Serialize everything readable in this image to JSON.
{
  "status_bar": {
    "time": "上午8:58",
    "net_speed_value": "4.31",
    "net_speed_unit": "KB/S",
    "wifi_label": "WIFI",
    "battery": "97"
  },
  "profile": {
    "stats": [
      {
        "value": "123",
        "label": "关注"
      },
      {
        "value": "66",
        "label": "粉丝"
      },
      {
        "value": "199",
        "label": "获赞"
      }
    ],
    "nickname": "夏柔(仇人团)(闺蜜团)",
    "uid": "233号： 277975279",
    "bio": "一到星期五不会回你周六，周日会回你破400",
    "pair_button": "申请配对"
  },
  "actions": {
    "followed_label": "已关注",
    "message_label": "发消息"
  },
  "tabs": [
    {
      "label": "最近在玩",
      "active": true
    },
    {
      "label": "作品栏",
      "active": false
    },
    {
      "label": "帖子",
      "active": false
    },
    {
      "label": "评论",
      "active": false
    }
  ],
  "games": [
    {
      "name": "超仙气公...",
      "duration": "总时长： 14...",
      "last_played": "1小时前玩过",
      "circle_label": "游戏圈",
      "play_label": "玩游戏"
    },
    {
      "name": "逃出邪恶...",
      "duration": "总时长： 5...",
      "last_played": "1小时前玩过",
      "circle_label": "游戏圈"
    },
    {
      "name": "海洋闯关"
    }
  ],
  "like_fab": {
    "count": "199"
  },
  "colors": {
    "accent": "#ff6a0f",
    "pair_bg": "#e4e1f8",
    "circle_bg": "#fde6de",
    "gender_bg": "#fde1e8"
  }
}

What to produce. Output the complete data exactly as written.

Solved problem.
Serialize everything readable in this image to JSON.
{
  "status_bar": {
    "time": "上午8:58",
    "net_speed_value": "4.31",
    "net_speed_unit": "KB/S",
    "wifi_label": "WIFI",
    "battery": "97"
  },
  "profile": {
    "stats": [
      {
        "value": "123",
        "label": "关注"
      },
      {
        "value": "66",
        "label": "粉丝"
      },
      {
        "value": "199",
        "label": "获赞"
      }
    ],
    "nickname": "夏柔(仇人团)(闺蜜团)",
    "uid": "233号： 277975279",
    "bio": "一到星期五不会回你周六，周日会回你破400",
    "pair_button": "申请配对"
  },
  "actions": {
    "followed_label": "已关注",
    "message_label": "发消息"
  },
  "tabs": [
    {
      "label": "最近在玩",
      "active": true
    },
    {
      "label": "作品栏",
      "active": false
    },
    {
      "label": "帖子",
      "active": false
    },
    {
      "label": "评论",
      "active": false
    }
  ],
  "games": [
    {
      "name": "超仙气公...",
      "duration": "总时长： 14...",
      "last_played": "1小时前玩过",
      "circle_label": "游戏圈",
      "play_label": "玩游戏"
    },
    {
      "name": "逃出邪恶...",
      "duration": "总时长： 5...",
      "last_played": "1小时前玩过",
      "circle_label": "游戏圈"
    },
    {
      "name": "海洋闯关"
    }
  ],
  "like_fab": {
    "count": "199"
  },
  "colors": {
    "accent": "#ff6a0f",
    "pair_bg": "#e4e1f8",
    "circle_bg": "#fde6de",
    "gender_bg": "#fde1e8"
  }
}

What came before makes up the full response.